• [Work to complete] Skip every picture and transcribe the remaining material exactly.

• [Records for the exercise]
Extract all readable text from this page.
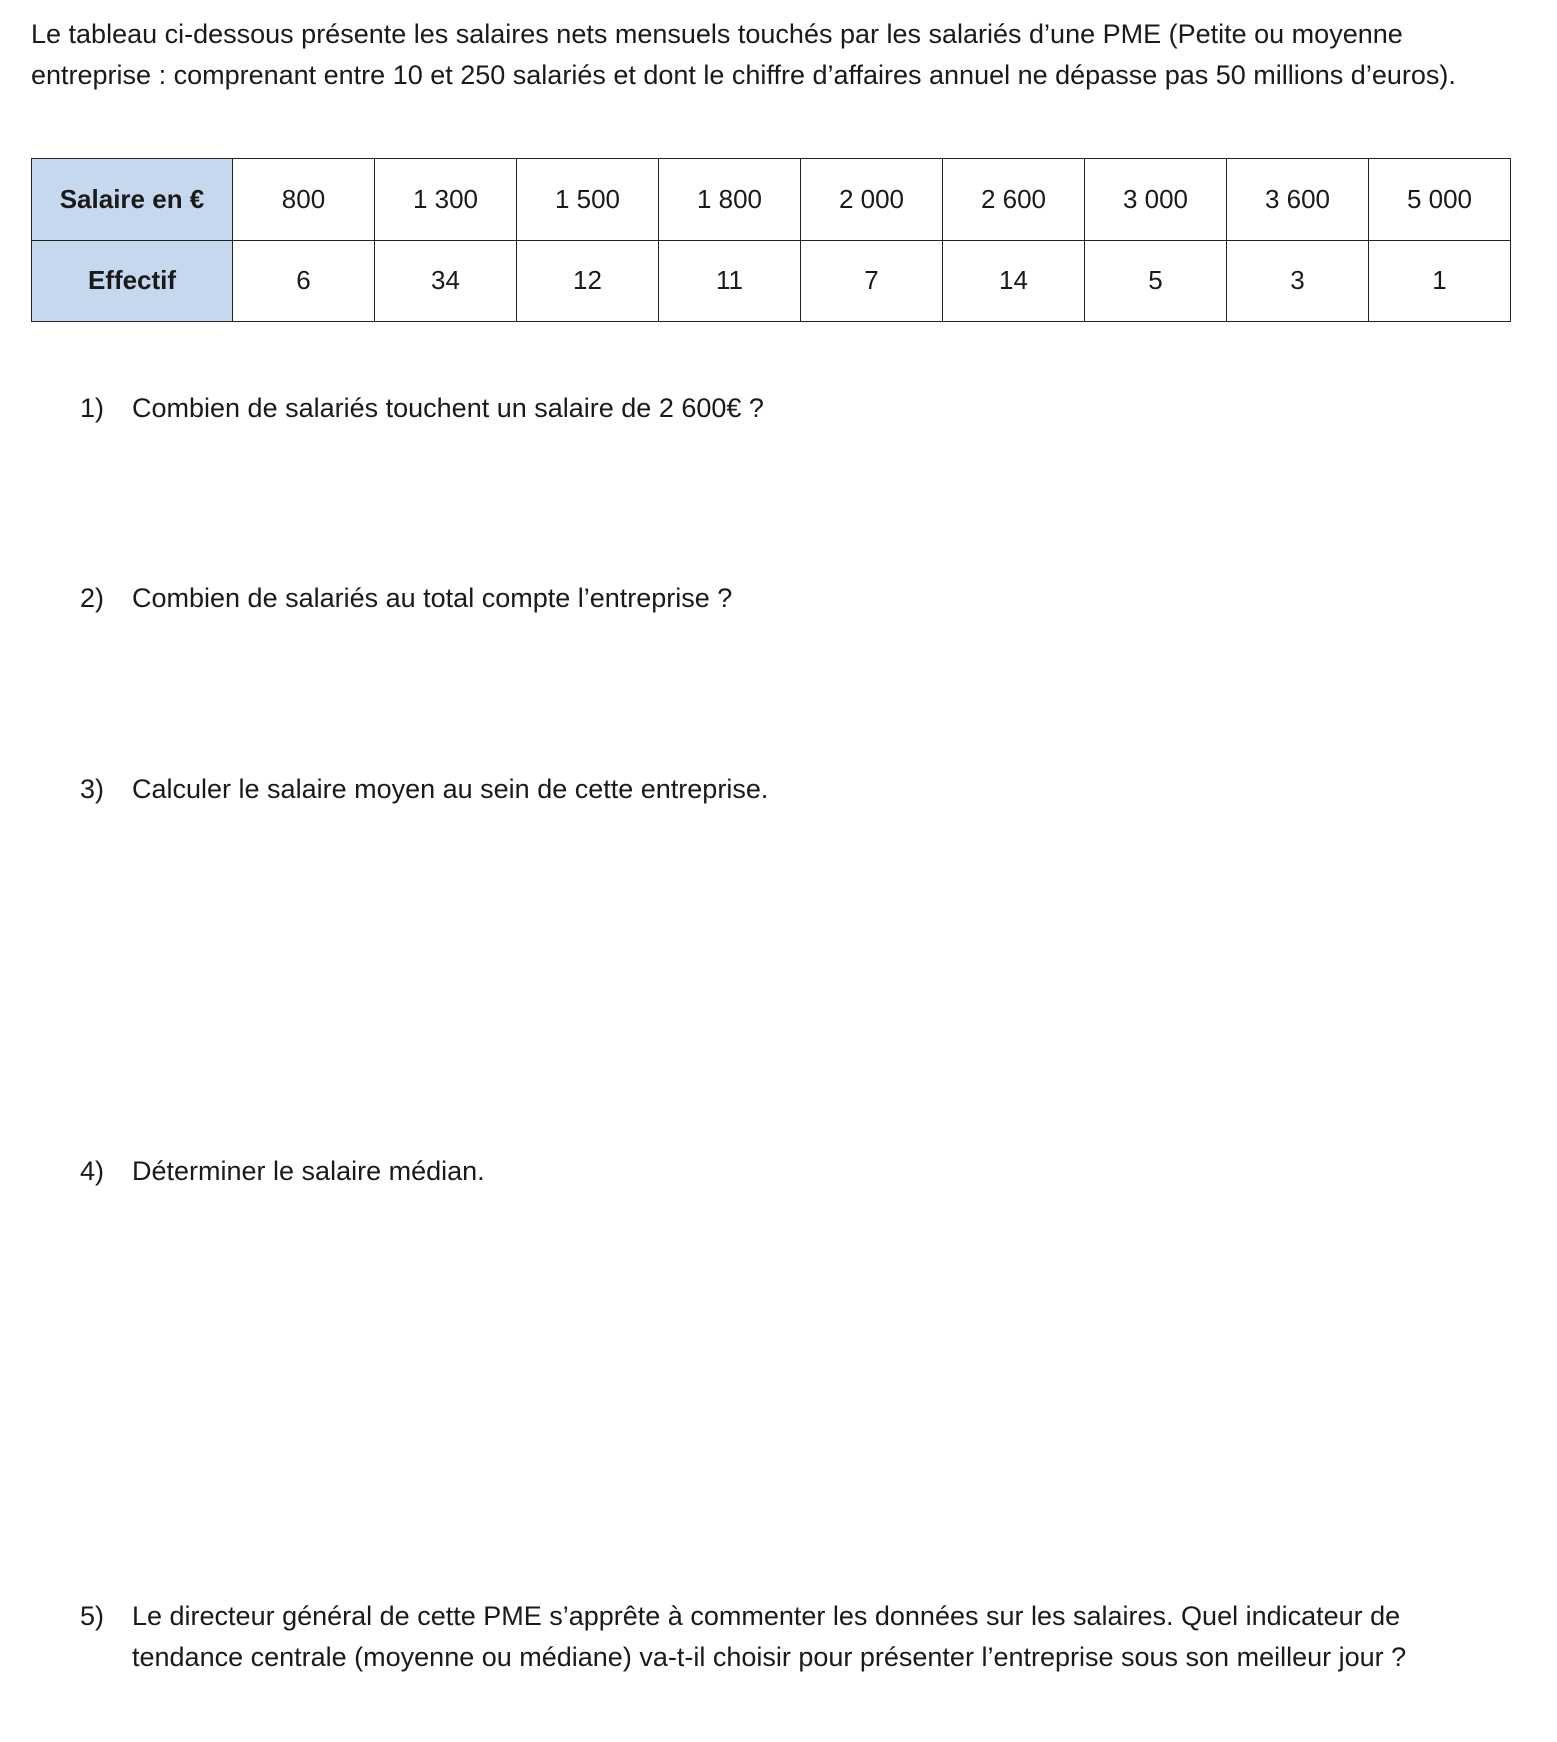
Le tableau ci-dessous présente les salaires nets mensuels touchés par les salariés d’une PME (Petite ou moyenne entreprise : comprenant entre 10 et 250 salariés et dont le chiffre d’affaires annuel ne dépasse pas 50 millions d’euros).

Salaire en €	800	1 300	1 500	1 800	2 000	2 600	3 000	3 600	5 000
Effectif	6	34	12	11	7	14	5	3	1
1)	Combien de salariés touchent un salaire de 2 600€ ?
2)	Combien de salariés au total compte l’entreprise ?
3)	Calculer le salaire moyen au sein de cette entreprise.
4)	Déterminer le salaire médian.
5)	Le directeur général de cette PME s’apprête à commenter les données sur les salaires. Quel indicateur de tendance centrale (moyenne ou médiane) va-t-il choisir pour présenter l’entreprise sous son meilleur jour ?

• [Exercise solution]
Extract all readable text from this page.
Le tableau ci-dessous présente les salaires nets mensuels touchés par les salariés d’une PME (Petite ou moyenne entreprise : comprenant entre 10 et 250 salariés et dont le chiffre d’affaires annuel ne dépasse pas 50 millions d’euros).

Salaire en €	800	1 300	1 500	1 800	2 000	2 600	3 000	3 600	5 000
Effectif	6	34	12	11	7	14	5	3	1
1)	Combien de salariés touchent un salaire de 2 600€ ?
2)	Combien de salariés au total compte l’entreprise ?
3)	Calculer le salaire moyen au sein de cette entreprise.
4)	Déterminer le salaire médian.
5)	Le directeur général de cette PME s’apprête à commenter les données sur les salaires. Quel indicateur de tendance centrale (moyenne ou médiane) va-t-il choisir pour présenter l’entreprise sous son meilleur jour ?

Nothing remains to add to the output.